* **Data records**:

---+---

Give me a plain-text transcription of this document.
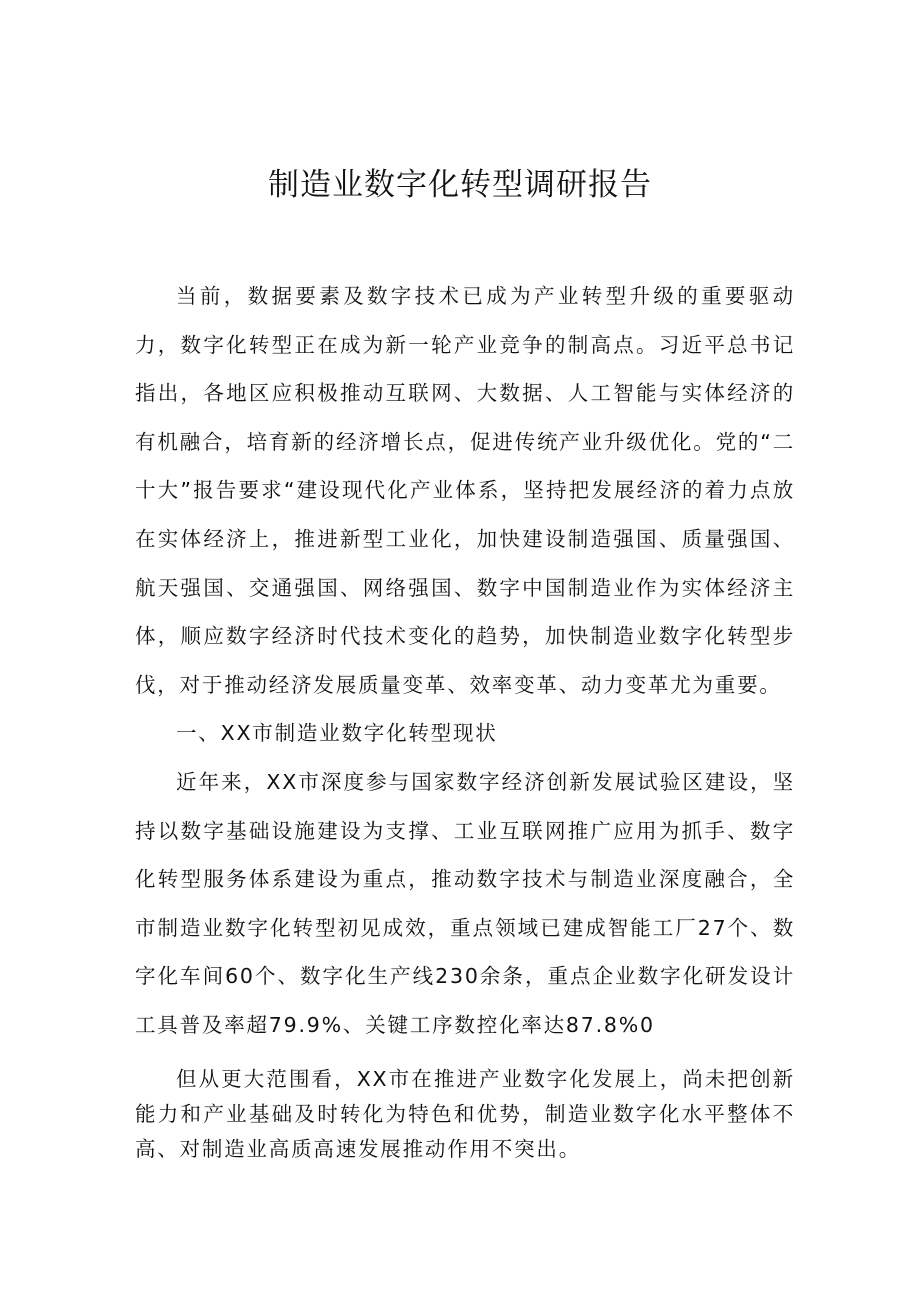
制造业数字化转型调研报告

当前，数据要素及数字技术已成为产业转型升级的重要驱动力，数字化转型正在成为新一轮产业竞争的制高点。习近平总书记指出，各地区应积极推动互联网、大数据、人工智能与实体经济的有机融合，培育新的经济增长点，促进传统产业升级优化。党的“二十大”报告要求“建设现代化产业体系，坚持把发展经济的着力点放在实体经济上，推进新型工业化，加快建设制造强国、质量强国、航天强国、交通强国、网络强国、数字中国制造业作为实体经济主体，顺应数字经济时代技术变化的趋势，加快制造业数字化转型步伐，对于推动经济发展质量变革、效率变革、动力变革尤为重要。

一、XX市制造业数字化转型现状

近年来，XX市深度参与国家数字经济创新发展试验区建设，坚持以数字基础设施建设为支撑、工业互联网推广应用为抓手、数字化转型服务体系建设为重点，推动数字技术与制造业深度融合，全市制造业数字化转型初见成效，重点领域已建成智能工厂27个、数字化车间60个、数字化生产线230余条，重点企业数字化研发设计工具普及率超79.9%、关键工序数控化率达87.8%0

但从更大范围看，XX市在推进产业数字化发展上，尚未把创新能力和产业基础及时转化为特色和优势，制造业数字化水平整体不高、对制造业高质高速发展推动作用不突出。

---+---

* **YOUR GOAL**:
Give an exact copy of the material, leaving out every picture.

* **THE RESULT**:
Give me a plain-text transcription of this document.
制造业数字化转型调研报告

当前，数据要素及数字技术已成为产业转型升级的重要驱动力，数字化转型正在成为新一轮产业竞争的制高点。习近平总书记指出，各地区应积极推动互联网、大数据、人工智能与实体经济的有机融合，培育新的经济增长点，促进传统产业升级优化。党的“二十大”报告要求“建设现代化产业体系，坚持把发展经济的着力点放在实体经济上，推进新型工业化，加快建设制造强国、质量强国、航天强国、交通强国、网络强国、数字中国制造业作为实体经济主体，顺应数字经济时代技术变化的趋势，加快制造业数字化转型步伐，对于推动经济发展质量变革、效率变革、动力变革尤为重要。

一、XX市制造业数字化转型现状

近年来，XX市深度参与国家数字经济创新发展试验区建设，坚持以数字基础设施建设为支撑、工业互联网推广应用为抓手、数字化转型服务体系建设为重点，推动数字技术与制造业深度融合，全市制造业数字化转型初见成效，重点领域已建成智能工厂27个、数字化车间60个、数字化生产线230余条，重点企业数字化研发设计工具普及率超79.9%、关键工序数控化率达87.8%0

但从更大范围看，XX市在推进产业数字化发展上，尚未把创新能力和产业基础及时转化为特色和优势，制造业数字化水平整体不高、对制造业高质高速发展推动作用不突出。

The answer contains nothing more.